• [The data]
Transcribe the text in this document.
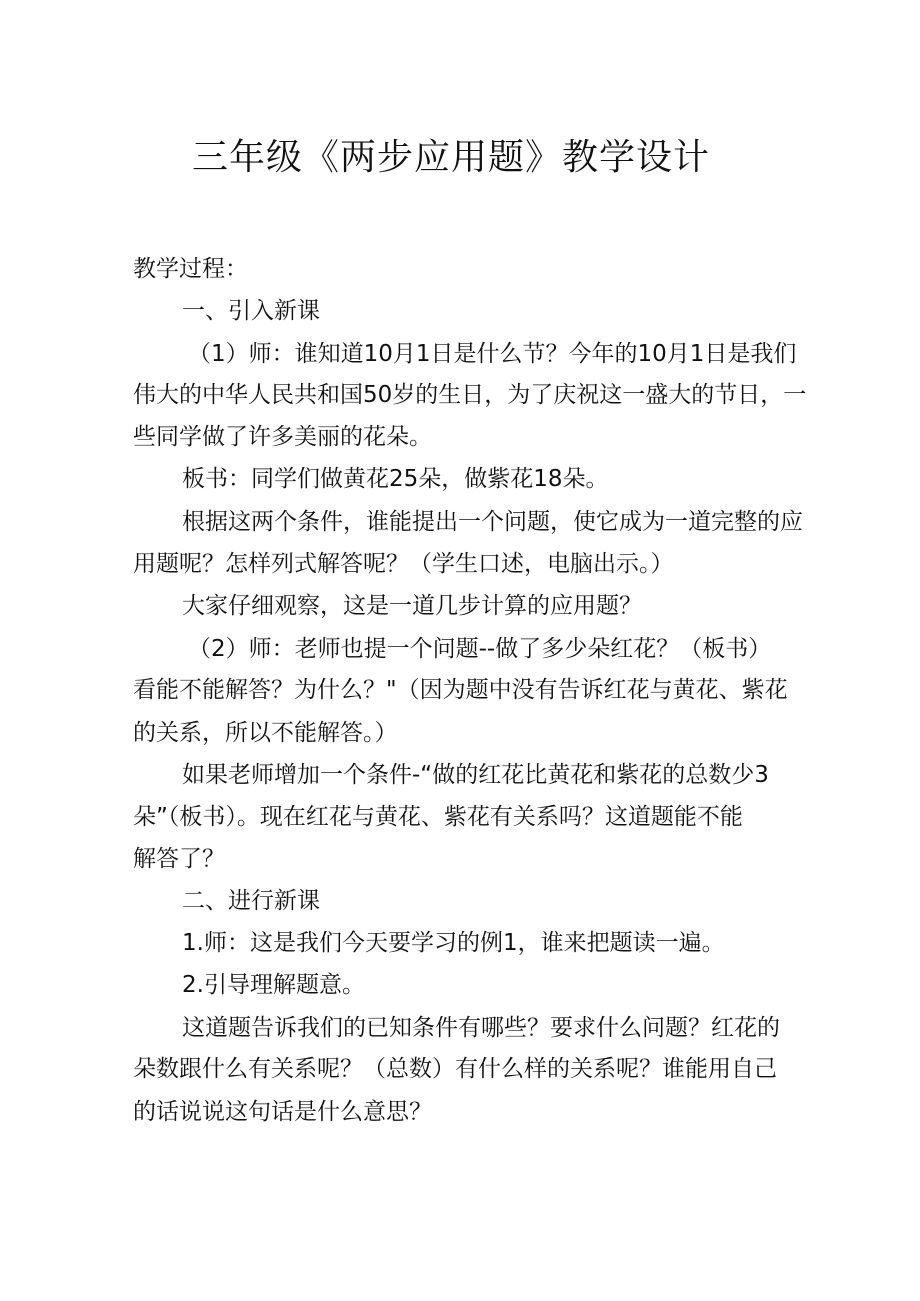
三年级《两步应用题》教学设计
教学过程：
一、引入新课
（1）师：谁知道10月1日是什么节？今年的10月1日是我们
伟大的中华人民共和国50岁的生日，为了庆祝这一盛大的节日，一
些同学做了许多美丽的花朵。
板书：同学们做黄花25朵，做紫花18朵。
根据这两个条件，谁能提出一个问题，使它成为一道完整的应
用题呢？怎样列式解答呢？（学生口述，电脑出示。）
大家仔细观察，这是一道几步计算的应用题？
（2）师：老师也提一个问题--做了多少朵红花？（板书）
看能不能解答？为什么？"（因为题中没有告诉红花与黄花、紫花
的关系，所以不能解答。）
如果老师增加一个条件-“做的红花比黄花和紫花的总数少3
朵”（板书）。现在红花与黄花、紫花有关系吗？这道题能不能
解答了？
二、进行新课
1.师：这是我们今天要学习的例1，谁来把题读一遍。
2.引导理解题意。
这道题告诉我们的已知条件有哪些？要求什么问题？红花的
朵数跟什么有关系呢？（总数）有什么样的关系呢？谁能用自己
的话说说这句话是什么意思？
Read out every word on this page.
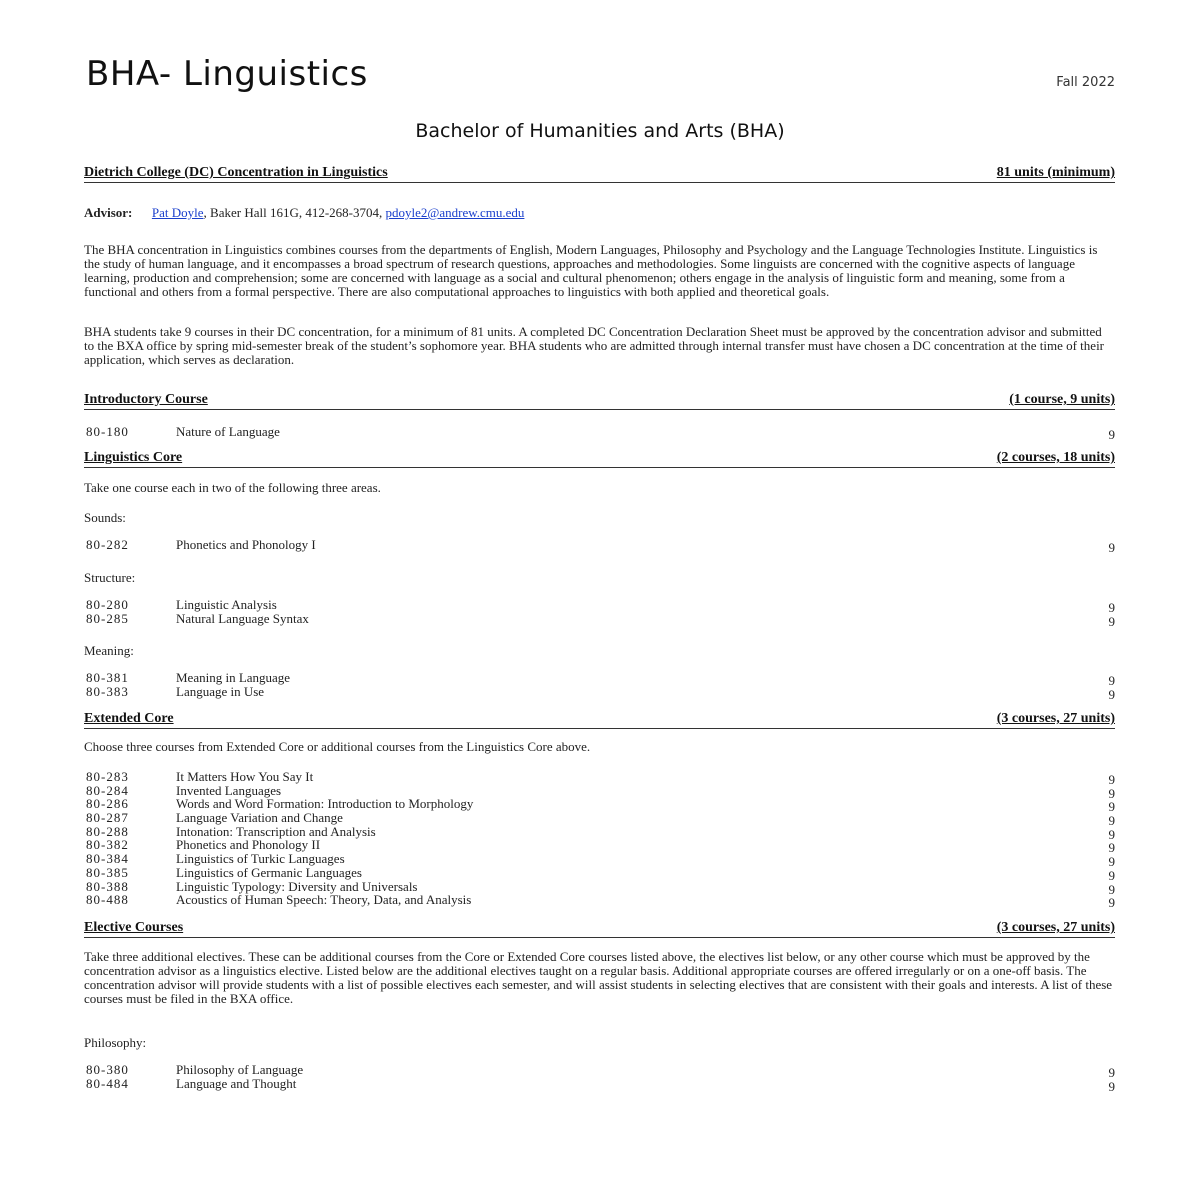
BHA- Linguistics	Fall 2022
Bachelor of Humanities and Arts (BHA)
Dietrich College (DC) Concentration in Linguistics	81 units (minimum)
Advisor: Pat Doyle, Baker Hall 161G, 412-268-3704, pdoyle2@andrew.cmu.edu
The BHA concentration in Linguistics combines courses from the departments of English, Modern Languages, Philosophy and Psychology and the Language Technologies Institute. Linguistics is the study of human language, and it encompasses a broad spectrum of research questions, approaches and methodologies. Some linguists are concerned with the cognitive aspects of language learning, production and comprehension; some are concerned with language as a social and cultural phenomenon; others engage in the analysis of linguistic form and meaning, some from a functional and others from a formal perspective. There are also computational approaches to linguistics with both applied and theoretical goals.
BHA students take 9 courses in their DC concentration, for a minimum of 81 units. A completed DC Concentration Declaration Sheet must be approved by the concentration advisor and submitted to the BXA office by spring mid-semester break of the student’s sophomore year. BHA students who are admitted through internal transfer must have chosen a DC concentration at the time of their application, which serves as declaration.
Introductory Course	(1 course, 9 units)
80-180	Nature of Language	9
Linguistics Core	(2 courses, 18 units)
Take one course each in two of the following three areas.
Sounds:
80-282	Phonetics and Phonology I	9
Structure:
80-280	Linguistic Analysis	9
80-285	Natural Language Syntax	9
Meaning:
80-381	Meaning in Language	9
80-383	Language in Use	9
Extended Core	(3 courses, 27 units)
Choose three courses from Extended Core or additional courses from the Linguistics Core above.
80-283	It Matters How You Say It	9
80-284	Invented Languages	9
80-286	Words and Word Formation: Introduction to Morphology	9
80-287	Language Variation and Change	9
80-288	Intonation: Transcription and Analysis	9
80-382	Phonetics and Phonology II	9
80-384	Linguistics of Turkic Languages	9
80-385	Linguistics of Germanic Languages	9
80-388	Linguistic Typology: Diversity and Universals	9
80-488	Acoustics of Human Speech: Theory, Data, and Analysis	9
Elective Courses	(3 courses, 27 units)
Take three additional electives. These can be additional courses from the Core or Extended Core courses listed above, the electives list below, or any other course which must be approved by the concentration advisor as a linguistics elective. Listed below are the additional electives taught on a regular basis. Additional appropriate courses are offered irregularly or on a one-off basis. The concentration advisor will provide students with a list of possible electives each semester, and will assist students in selecting electives that are consistent with their goals and interests. A list of these courses must be filed in the BXA office.
Philosophy:
80-380	Philosophy of Language	9
80-484	Language and Thought	9
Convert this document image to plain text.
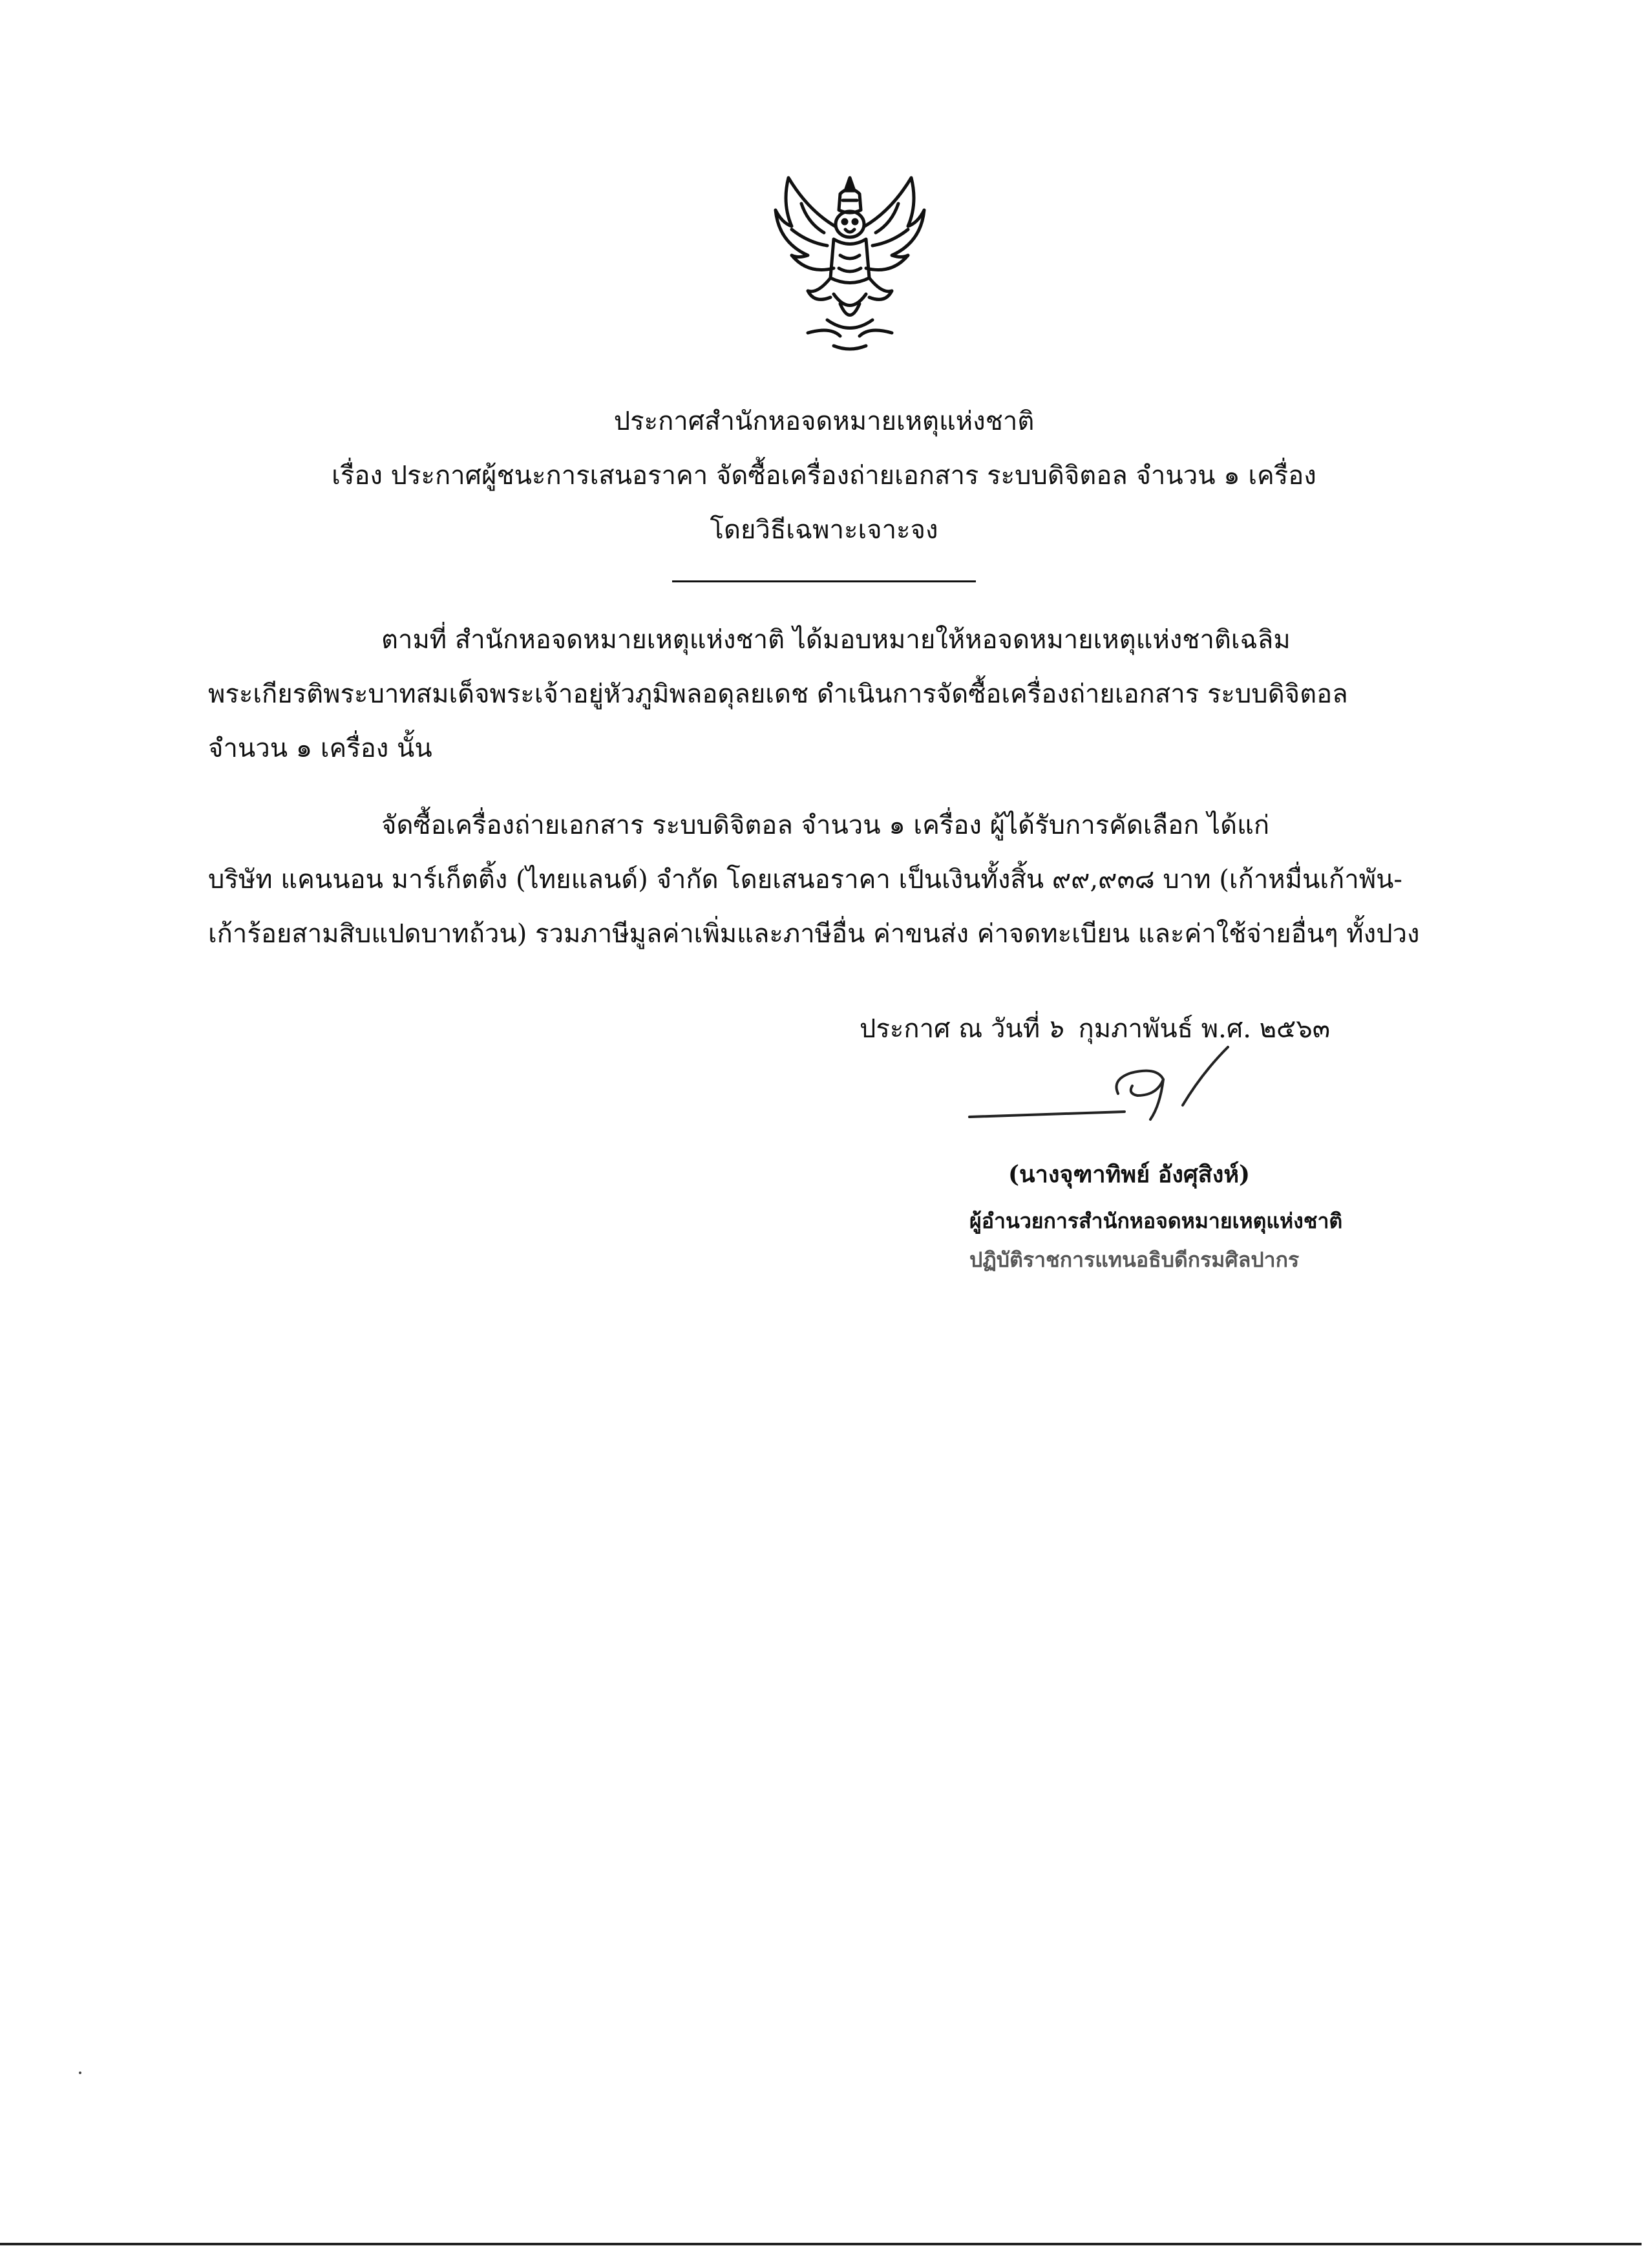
ประกาศสำนักหอจดหมายเหตุแห่งชาติ
เรื่อง ประกาศผู้ชนะการเสนอราคา จัดซื้อเครื่องถ่ายเอกสาร ระบบดิจิตอล จำนวน ๑ เครื่อง
โดยวิธีเฉพาะเจาะจง
ตามที่ สำนักหอจดหมายเหตุแห่งชาติ ได้มอบหมายให้หอจดหมายเหตุแห่งชาติเฉลิม
พระเกียรติพระบาทสมเด็จพระเจ้าอยู่หัวภูมิพลอดุลยเดช ดำเนินการจัดซื้อเครื่องถ่ายเอกสาร ระบบดิจิตอล
จำนวน ๑ เครื่อง นั้น
จัดซื้อเครื่องถ่ายเอกสาร ระบบดิจิตอล จำนวน ๑ เครื่อง ผู้ได้รับการคัดเลือก ได้แก่
บริษัท แคนนอน มาร์เก็ตติ้ง (ไทยแลนด์) จำกัด โดยเสนอราคา เป็นเงินทั้งสิ้น ๙๙,๙๓๘ บาท (เก้าหมื่นเก้าพัน-
เก้าร้อยสามสิบแปดบาทถ้วน) รวมภาษีมูลค่าเพิ่มและภาษีอื่น ค่าขนส่ง ค่าจดทะเบียน และค่าใช้จ่ายอื่นๆ ทั้งปวง
ประกาศ ณ วันที่ ๖ กุมภาพันธ์ พ.ศ. ๒๕๖๓
(นางจุฑาทิพย์ อังศุสิงห์)
ผู้อำนวยการสำนักหอจดหมายเหตุแห่งชาติ
ปฏิบัติราชการแทนอธิบดีกรมศิลปากร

• [Your instructions] Omit the pictures and restate the rest of the records verbatim.

• [Output for this task]
Transcribe the text in this document.
三年级《两步应用题》教学设计
教学过程：
一、引入新课
（1）师：谁知道10月1日是什么节？今年的10月1日是我们
伟大的中华人民共和国50岁的生日，为了庆祝这一盛大的节日，一
些同学做了许多美丽的花朵。
板书：同学们做黄花25朵，做紫花18朵。
根据这两个条件，谁能提出一个问题，使它成为一道完整的应
用题呢？怎样列式解答呢？（学生口述，电脑出示。）
大家仔细观察，这是一道几步计算的应用题？
（2）师：老师也提一个问题--做了多少朵红花？（板书）
看能不能解答？为什么？"（因为题中没有告诉红花与黄花、紫花
的关系，所以不能解答。）
如果老师增加一个条件-“做的红花比黄花和紫花的总数少3
朵”（板书）。现在红花与黄花、紫花有关系吗？这道题能不能
解答了？
二、进行新课
1.师：这是我们今天要学习的例1，谁来把题读一遍。
2.引导理解题意。
这道题告诉我们的已知条件有哪些？要求什么问题？红花的
朵数跟什么有关系呢？（总数）有什么样的关系呢？谁能用自己
的话说说这句话是什么意思？
Read out every word on this page.
BHA- Linguistics	Fall 2022
Bachelor of Humanities and Arts (BHA)
Dietrich College (DC) Concentration in Linguistics	81 units (minimum)
Advisor: Pat Doyle, Baker Hall 161G, 412-268-3704, pdoyle2@andrew.cmu.edu
The BHA concentration in Linguistics combines courses from the departments of English, Modern Languages, Philosophy and Psychology and the Language Technologies Institute. Linguistics is the study of human language, and it encompasses a broad spectrum of research questions, approaches and methodologies. Some linguists are concerned with the cognitive aspects of language learning, production and comprehension; some are concerned with language as a social and cultural phenomenon; others engage in the analysis of linguistic form and meaning, some from a functional and others from a formal perspective. There are also computational approaches to linguistics with both applied and theoretical goals.
BHA students take 9 courses in their DC concentration, for a minimum of 81 units. A completed DC Concentration Declaration Sheet must be approved by the concentration advisor and submitted to the BXA office by spring mid-semester break of the student’s sophomore year. BHA students who are admitted through internal transfer must have chosen a DC concentration at the time of their application, which serves as declaration.
Introductory Course	(1 course, 9 units)
80-180	Nature of Language	9
Linguistics Core	(2 courses, 18 units)
Take one course each in two of the following three areas.
Sounds:
80-282	Phonetics and Phonology I	9
Structure:
80-280	Linguistic Analysis	9
80-285	Natural Language Syntax	9
Meaning:
80-381	Meaning in Language	9
80-383	Language in Use	9
Extended Core	(3 courses, 27 units)
Choose three courses from Extended Core or additional courses from the Linguistics Core above.
80-283	It Matters How You Say It	9
80-284	Invented Languages	9
80-286	Words and Word Formation: Introduction to Morphology	9
80-287	Language Variation and Change	9
80-288	Intonation: Transcription and Analysis	9
80-382	Phonetics and Phonology II	9
80-384	Linguistics of Turkic Languages	9
80-385	Linguistics of Germanic Languages	9
80-388	Linguistic Typology: Diversity and Universals	9
80-488	Acoustics of Human Speech: Theory, Data, and Analysis	9
Elective Courses	(3 courses, 27 units)
Take three additional electives. These can be additional courses from the Core or Extended Core courses listed above, the electives list below, or any other course which must be approved by the concentration advisor as a linguistics elective. Listed below are the additional electives taught on a regular basis. Additional appropriate courses are offered irregularly or on a one-off basis. The concentration advisor will provide students with a list of possible electives each semester, and will assist students in selecting electives that are consistent with their goals and interests. A list of these courses must be filed in the BXA office.
Philosophy:
80-380	Philosophy of Language	9
80-484	Language and Thought	9
Convert this document image to plain text.
ประกาศสำนักหอจดหมายเหตุแห่งชาติ
เรื่อง ประกาศผู้ชนะการเสนอราคา จัดซื้อเครื่องถ่ายเอกสาร ระบบดิจิตอล จำนวน ๑ เครื่อง
โดยวิธีเฉพาะเจาะจง
ตามที่ สำนักหอจดหมายเหตุแห่งชาติ ได้มอบหมายให้หอจดหมายเหตุแห่งชาติเฉลิม
พระเกียรติพระบาทสมเด็จพระเจ้าอยู่หัวภูมิพลอดุลยเดช ดำเนินการจัดซื้อเครื่องถ่ายเอกสาร ระบบดิจิตอล
จำนวน ๑ เครื่อง นั้น
จัดซื้อเครื่องถ่ายเอกสาร ระบบดิจิตอล จำนวน ๑ เครื่อง ผู้ได้รับการคัดเลือก ได้แก่
บริษัท แคนนอน มาร์เก็ตติ้ง (ไทยแลนด์) จำกัด โดยเสนอราคา เป็นเงินทั้งสิ้น ๙๙,๙๓๘ บาท (เก้าหมื่นเก้าพัน-
เก้าร้อยสามสิบแปดบาทถ้วน) รวมภาษีมูลค่าเพิ่มและภาษีอื่น ค่าขนส่ง ค่าจดทะเบียน และค่าใช้จ่ายอื่นๆ ทั้งปวง
ประกาศ ณ วันที่ ๖ กุมภาพันธ์ พ.ศ. ๒๕๖๓
(นางจุฑาทิพย์ อังศุสิงห์)
ผู้อำนวยการสำนักหอจดหมายเหตุแห่งชาติ
ปฏิบัติราชการแทนอธิบดีกรมศิลปากร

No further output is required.